== Exercise data ==

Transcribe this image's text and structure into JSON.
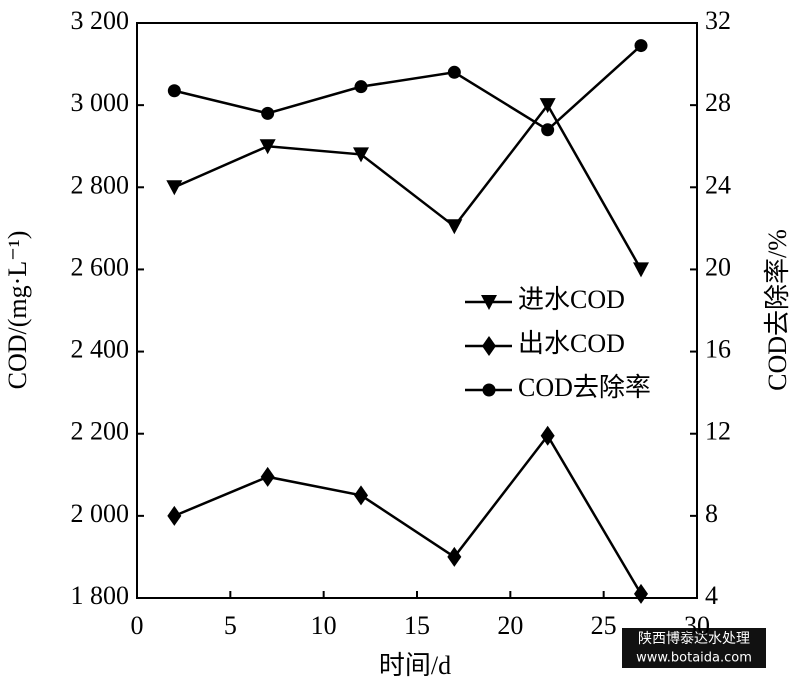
{
  "chart_data": {
    "type": "line",
    "xlabel": "时间/d",
    "ylabel": "COD/(mg·L⁻¹)",
    "y2label": "COD去除率/%",
    "x": [
      2,
      7,
      12,
      17,
      22,
      27
    ],
    "series": [
      {
        "name": "进水COD",
        "color": "#000000",
        "marker": "triangle-down",
        "values": [
          2800,
          2900,
          2880,
          2705,
          3000,
          2600
        ]
      },
      {
        "name": "出水COD",
        "color": "#000000",
        "marker": "diamond",
        "values": [
          2000,
          2095,
          2050,
          1900,
          2195,
          1810
        ]
      },
      {
        "name": "COD去除率",
        "color": "#000000",
        "marker": "circle",
        "axis": "y2",
        "values": [
          28.7,
          27.6,
          28.9,
          29.6,
          26.8,
          30.9
        ]
      }
    ],
    "xlim": [
      0,
      30
    ],
    "xticks": [
      0,
      5,
      10,
      15,
      20,
      25,
      30
    ],
    "ylim": [
      1800,
      3200
    ],
    "yticks": [
      {
        "value": 1800,
        "label": "1 800"
      },
      {
        "value": 2000,
        "label": "2 000"
      },
      {
        "value": 2200,
        "label": "2 200"
      },
      {
        "value": 2400,
        "label": "2 400"
      },
      {
        "value": 2600,
        "label": "2 600"
      },
      {
        "value": 2800,
        "label": "2 800"
      },
      {
        "value": 3000,
        "label": "3 000"
      },
      {
        "value": 3200,
        "label": "3 200"
      }
    ],
    "y2lim": [
      4,
      32
    ],
    "y2ticks": [
      4,
      8,
      12,
      16,
      20,
      24,
      28,
      32
    ],
    "grid": false,
    "legend": "right"
  },
  "watermark": {
    "name": "陕西博泰达水处理",
    "url": "www.botaida.com"
  }
}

== Stated exercise ==
Each record above should be copied character for character, with pictures dropped.

== Reply to the task ==
Transcribe this image's text and structure into JSON.
{
  "chart_data": {
    "type": "line",
    "xlabel": "时间/d",
    "ylabel": "COD/(mg·L⁻¹)",
    "y2label": "COD去除率/%",
    "x": [
      2,
      7,
      12,
      17,
      22,
      27
    ],
    "series": [
      {
        "name": "进水COD",
        "color": "#000000",
        "marker": "triangle-down",
        "values": [
          2800,
          2900,
          2880,
          2705,
          3000,
          2600
        ]
      },
      {
        "name": "出水COD",
        "color": "#000000",
        "marker": "diamond",
        "values": [
          2000,
          2095,
          2050,
          1900,
          2195,
          1810
        ]
      },
      {
        "name": "COD去除率",
        "color": "#000000",
        "marker": "circle",
        "axis": "y2",
        "values": [
          28.7,
          27.6,
          28.9,
          29.6,
          26.8,
          30.9
        ]
      }
    ],
    "xlim": [
      0,
      30
    ],
    "xticks": [
      0,
      5,
      10,
      15,
      20,
      25,
      30
    ],
    "ylim": [
      1800,
      3200
    ],
    "yticks": [
      {
        "value": 1800,
        "label": "1 800"
      },
      {
        "value": 2000,
        "label": "2 000"
      },
      {
        "value": 2200,
        "label": "2 200"
      },
      {
        "value": 2400,
        "label": "2 400"
      },
      {
        "value": 2600,
        "label": "2 600"
      },
      {
        "value": 2800,
        "label": "2 800"
      },
      {
        "value": 3000,
        "label": "3 000"
      },
      {
        "value": 3200,
        "label": "3 200"
      }
    ],
    "y2lim": [
      4,
      32
    ],
    "y2ticks": [
      4,
      8,
      12,
      16,
      20,
      24,
      28,
      32
    ],
    "grid": false,
    "legend": "right"
  },
  "watermark": {
    "name": "陕西博泰达水处理",
    "url": "www.botaida.com"
  }
}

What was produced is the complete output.